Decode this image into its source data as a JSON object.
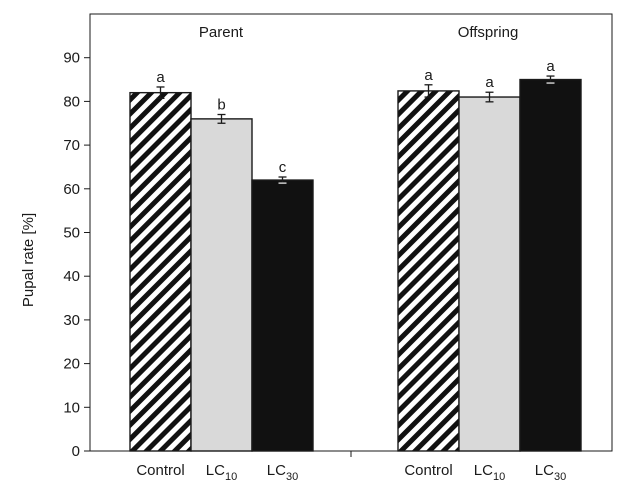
{
  "chart_data": {
    "type": "bar",
    "ylabel": "Pupal rate [%]",
    "ylim": [
      0,
      100
    ],
    "yticks": [
      0,
      10,
      20,
      30,
      40,
      50,
      60,
      70,
      80,
      90
    ],
    "grid": false,
    "groups": [
      {
        "title": "Parent",
        "bars": [
          {
            "label": "Control",
            "value": 82,
            "error": 1.3,
            "significance": "a",
            "fill": "hatch"
          },
          {
            "label": "LC",
            "label_sub": "10",
            "value": 76,
            "error": 1.0,
            "significance": "b",
            "fill": "#d9d9d9"
          },
          {
            "label": "LC",
            "label_sub": "30",
            "value": 62,
            "error": 0.7,
            "significance": "c",
            "fill": "#111111"
          }
        ]
      },
      {
        "title": "Offspring",
        "bars": [
          {
            "label": "Control",
            "value": 82.4,
            "error": 1.4,
            "significance": "a",
            "fill": "hatch"
          },
          {
            "label": "LC",
            "label_sub": "10",
            "value": 81,
            "error": 1.1,
            "significance": "a",
            "fill": "#d9d9d9"
          },
          {
            "label": "LC",
            "label_sub": "30",
            "value": 85,
            "error": 0.8,
            "significance": "a",
            "fill": "#111111"
          }
        ]
      }
    ]
  }
}
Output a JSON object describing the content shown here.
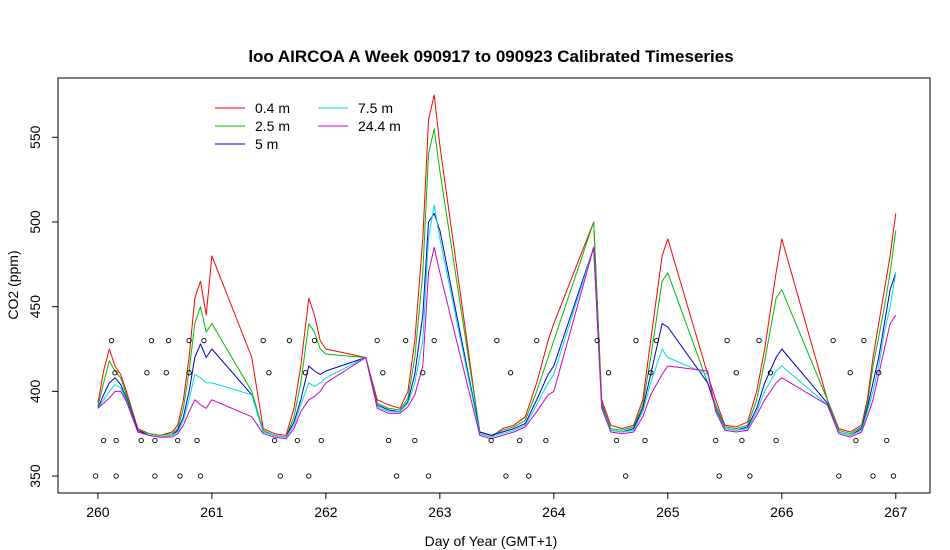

----

[GIVEN EXERCISE] Exact duplication of all the records is required; pictures are omitted from the copy.

[FULL OUTPUT]
Decode this image into its source data as a JSON object.
{
  "chart_data": {
    "type": "bar",
    "ylabel": "Pupal rate [%]",
    "ylim": [
      0,
      100
    ],
    "yticks": [
      0,
      10,
      20,
      30,
      40,
      50,
      60,
      70,
      80,
      90
    ],
    "grid": false,
    "groups": [
      {
        "title": "Parent",
        "bars": [
          {
            "label": "Control",
            "value": 82,
            "error": 1.3,
            "significance": "a",
            "fill": "hatch"
          },
          {
            "label": "LC",
            "label_sub": "10",
            "value": 76,
            "error": 1.0,
            "significance": "b",
            "fill": "#d9d9d9"
          },
          {
            "label": "LC",
            "label_sub": "30",
            "value": 62,
            "error": 0.7,
            "significance": "c",
            "fill": "#111111"
          }
        ]
      },
      {
        "title": "Offspring",
        "bars": [
          {
            "label": "Control",
            "value": 82.4,
            "error": 1.4,
            "significance": "a",
            "fill": "hatch"
          },
          {
            "label": "LC",
            "label_sub": "10",
            "value": 81,
            "error": 1.1,
            "significance": "a",
            "fill": "#d9d9d9"
          },
          {
            "label": "LC",
            "label_sub": "30",
            "value": 85,
            "error": 0.8,
            "significance": "a",
            "fill": "#111111"
          }
        ]
      }
    ]
  }
}
Output a JSON object describing the content shown here.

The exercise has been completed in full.